Find every line of the listing below where "square" appears, and copy it.

<<<<

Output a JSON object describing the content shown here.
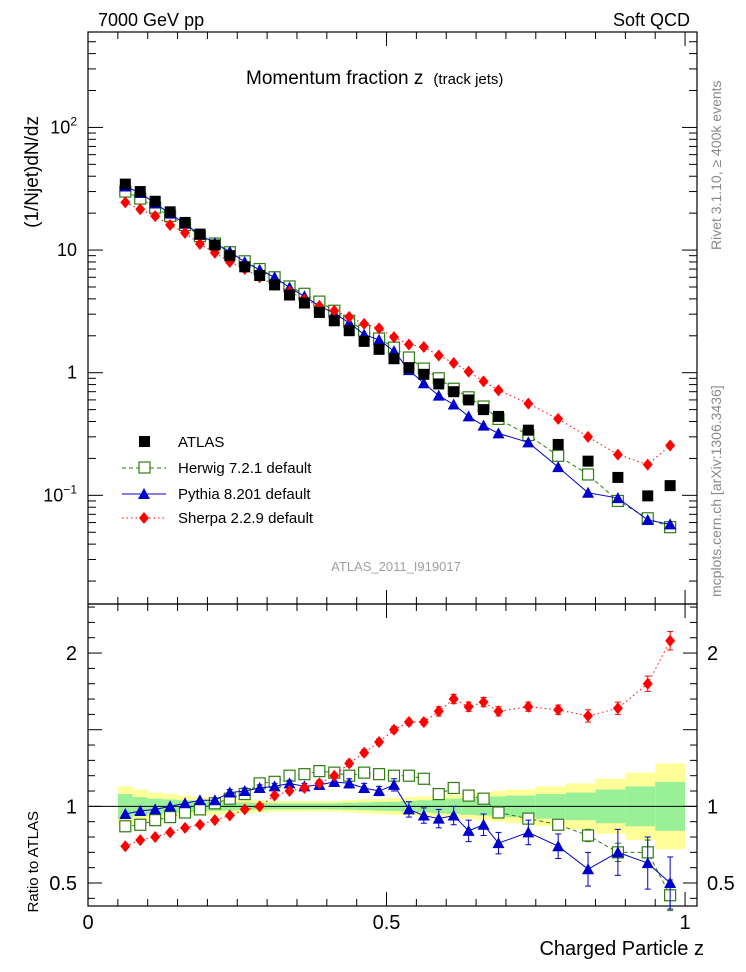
{
  "header": {
    "left": "7000 GeV pp",
    "right": "Soft QCD"
  },
  "side_labels": {
    "rivet": "Rivet 3.1.10, ≥ 400k events",
    "mcplots": "mcplots.cern.ch [arXiv:1306.3436]"
  },
  "chart_data": [
    {
      "type": "scatter",
      "panel": "main",
      "title": "Momentum fraction z",
      "title_note": "(track jets)",
      "ylabel": "(1/Njet)dN/dz",
      "yscale": "log",
      "ylim": [
        0.013,
        600
      ],
      "y_ticks": [
        {
          "value": 0.1,
          "base": "10",
          "exp": "−1"
        },
        {
          "value": 1,
          "label": "1"
        },
        {
          "value": 10,
          "label": "10"
        },
        {
          "value": 100,
          "base": "10",
          "exp": "2"
        }
      ],
      "xlim": [
        0,
        1.02
      ],
      "watermark": "ATLAS_2011_I919017",
      "legend_position": "bottom-left",
      "x": [
        0.0625,
        0.0875,
        0.1125,
        0.1375,
        0.1625,
        0.1875,
        0.2125,
        0.2375,
        0.2625,
        0.2875,
        0.3125,
        0.3375,
        0.3625,
        0.3875,
        0.4125,
        0.4375,
        0.4625,
        0.4875,
        0.5125,
        0.5375,
        0.5625,
        0.5875,
        0.6125,
        0.6375,
        0.6625,
        0.6875,
        0.7375,
        0.7875,
        0.8375,
        0.8875,
        0.9375,
        0.975
      ],
      "series": [
        {
          "name": "ATLAS",
          "marker": "filled-square",
          "color": "#000000",
          "values": [
            34.5,
            30.0,
            25.0,
            20.5,
            16.8,
            13.5,
            11.0,
            9.0,
            7.3,
            6.2,
            5.2,
            4.3,
            3.7,
            3.1,
            2.65,
            2.2,
            1.8,
            1.55,
            1.3,
            1.1,
            0.97,
            0.81,
            0.7,
            0.6,
            0.5,
            0.44,
            0.34,
            0.26,
            0.19,
            0.14,
            0.099,
            0.12
          ]
        },
        {
          "name": "Herwig 7.2.1 default",
          "marker": "open-square",
          "color": "#2e7d12",
          "line": "dashed",
          "values": [
            30.0,
            26.3,
            22.2,
            19.0,
            16.0,
            13.0,
            11.3,
            9.6,
            8.1,
            7.0,
            6.0,
            5.05,
            4.4,
            3.8,
            3.2,
            2.65,
            2.2,
            1.9,
            1.6,
            1.33,
            1.08,
            0.9,
            0.74,
            0.63,
            0.53,
            0.42,
            0.31,
            0.21,
            0.148,
            0.09,
            0.065,
            0.055
          ]
        },
        {
          "name": "Pythia 8.201 default",
          "marker": "filled-triangle",
          "color": "#0000cc",
          "line": "solid",
          "values": [
            33.0,
            29.2,
            24.0,
            19.8,
            16.4,
            13.3,
            11.4,
            9.7,
            8.0,
            6.9,
            6.0,
            4.95,
            4.2,
            3.5,
            3.05,
            2.55,
            2.05,
            1.85,
            1.5,
            1.05,
            0.82,
            0.65,
            0.55,
            0.44,
            0.37,
            0.32,
            0.27,
            0.17,
            0.105,
            0.095,
            0.063,
            0.058
          ]
        },
        {
          "name": "Sherpa 2.2.9 default",
          "marker": "filled-diamond",
          "color": "#ff0000",
          "line": "dotted",
          "values": [
            24.5,
            21.5,
            18.9,
            16.0,
            13.8,
            11.2,
            9.5,
            8.0,
            7.0,
            6.0,
            5.2,
            4.6,
            3.95,
            3.5,
            3.2,
            2.85,
            2.5,
            2.3,
            1.95,
            1.7,
            1.62,
            1.38,
            1.2,
            1.02,
            0.85,
            0.72,
            0.56,
            0.42,
            0.3,
            0.215,
            0.178,
            0.255
          ]
        }
      ]
    },
    {
      "type": "scatter",
      "panel": "ratio",
      "ylabel": "Ratio to ATLAS",
      "ylim": [
        0.35,
        2.32
      ],
      "y_ticks": [
        0.5,
        1,
        2
      ],
      "xlabel": "Charged Particle z",
      "xlim": [
        0,
        1.02
      ],
      "x_ticks": [
        0,
        0.5,
        1
      ],
      "x_bin_edges": [
        0.05,
        0.075,
        0.1,
        0.125,
        0.15,
        0.175,
        0.2,
        0.225,
        0.25,
        0.275,
        0.3,
        0.325,
        0.35,
        0.375,
        0.4,
        0.425,
        0.45,
        0.475,
        0.5,
        0.525,
        0.55,
        0.575,
        0.6,
        0.625,
        0.65,
        0.675,
        0.7,
        0.75,
        0.8,
        0.85,
        0.9,
        0.95,
        1.0
      ],
      "band_inner": [
        0.08,
        0.06,
        0.05,
        0.045,
        0.04,
        0.035,
        0.03,
        0.028,
        0.025,
        0.022,
        0.02,
        0.02,
        0.02,
        0.02,
        0.02,
        0.022,
        0.025,
        0.028,
        0.03,
        0.035,
        0.04,
        0.045,
        0.05,
        0.055,
        0.06,
        0.065,
        0.07,
        0.08,
        0.09,
        0.11,
        0.13,
        0.16
      ],
      "band_outer": [
        0.13,
        0.11,
        0.09,
        0.08,
        0.07,
        0.06,
        0.055,
        0.05,
        0.045,
        0.04,
        0.035,
        0.035,
        0.035,
        0.035,
        0.035,
        0.04,
        0.045,
        0.05,
        0.055,
        0.06,
        0.065,
        0.07,
        0.075,
        0.08,
        0.09,
        0.1,
        0.11,
        0.13,
        0.15,
        0.18,
        0.22,
        0.28
      ],
      "band_colors": {
        "inner": "#99f099",
        "outer": "#ffff99"
      },
      "series": [
        {
          "name": "Herwig 7.2.1 default",
          "values": [
            0.87,
            0.88,
            0.91,
            0.93,
            0.96,
            0.98,
            1.02,
            1.05,
            1.08,
            1.15,
            1.16,
            1.2,
            1.21,
            1.23,
            1.22,
            1.2,
            1.22,
            1.21,
            1.2,
            1.2,
            1.18,
            1.08,
            1.12,
            1.07,
            1.05,
            0.96,
            0.92,
            0.88,
            0.81,
            0.7,
            0.7,
            0.42
          ],
          "errors": [
            0.01,
            0.01,
            0.01,
            0.01,
            0.01,
            0.01,
            0.01,
            0.01,
            0.01,
            0.01,
            0.01,
            0.01,
            0.01,
            0.01,
            0.01,
            0.01,
            0.01,
            0.01,
            0.01,
            0.02,
            0.02,
            0.02,
            0.02,
            0.02,
            0.02,
            0.03,
            0.03,
            0.03,
            0.04,
            0.06,
            0.08,
            0.1
          ]
        },
        {
          "name": "Pythia 8.201 default",
          "values": [
            0.95,
            0.97,
            0.98,
            1.0,
            1.02,
            1.04,
            1.04,
            1.09,
            1.1,
            1.12,
            1.13,
            1.15,
            1.13,
            1.14,
            1.16,
            1.15,
            1.12,
            1.1,
            1.14,
            0.98,
            0.94,
            0.92,
            0.94,
            0.84,
            0.88,
            0.76,
            0.83,
            0.74,
            0.59,
            0.7,
            0.63,
            0.5
          ],
          "errors": [
            0.01,
            0.01,
            0.01,
            0.01,
            0.01,
            0.01,
            0.01,
            0.02,
            0.02,
            0.02,
            0.02,
            0.02,
            0.02,
            0.03,
            0.03,
            0.03,
            0.03,
            0.03,
            0.04,
            0.05,
            0.05,
            0.06,
            0.06,
            0.07,
            0.07,
            0.07,
            0.08,
            0.08,
            0.11,
            0.15,
            0.17,
            0.17
          ]
        },
        {
          "name": "Sherpa 2.2.9 default",
          "values": [
            0.74,
            0.78,
            0.8,
            0.83,
            0.86,
            0.88,
            0.91,
            0.94,
            0.98,
            1.0,
            1.07,
            1.1,
            1.12,
            1.15,
            1.2,
            1.28,
            1.35,
            1.42,
            1.5,
            1.55,
            1.55,
            1.62,
            1.7,
            1.65,
            1.68,
            1.62,
            1.65,
            1.63,
            1.59,
            1.64,
            1.8,
            2.08
          ],
          "errors": [
            0.01,
            0.01,
            0.01,
            0.01,
            0.01,
            0.01,
            0.01,
            0.01,
            0.01,
            0.01,
            0.01,
            0.01,
            0.01,
            0.01,
            0.01,
            0.02,
            0.02,
            0.02,
            0.02,
            0.02,
            0.02,
            0.03,
            0.03,
            0.03,
            0.03,
            0.03,
            0.03,
            0.03,
            0.04,
            0.04,
            0.05,
            0.06
          ]
        }
      ]
    }
  ]
}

>>>>

SOLUTION TO THE EXERCISE:
          "marker": "filled-square",
          "marker": "open-square",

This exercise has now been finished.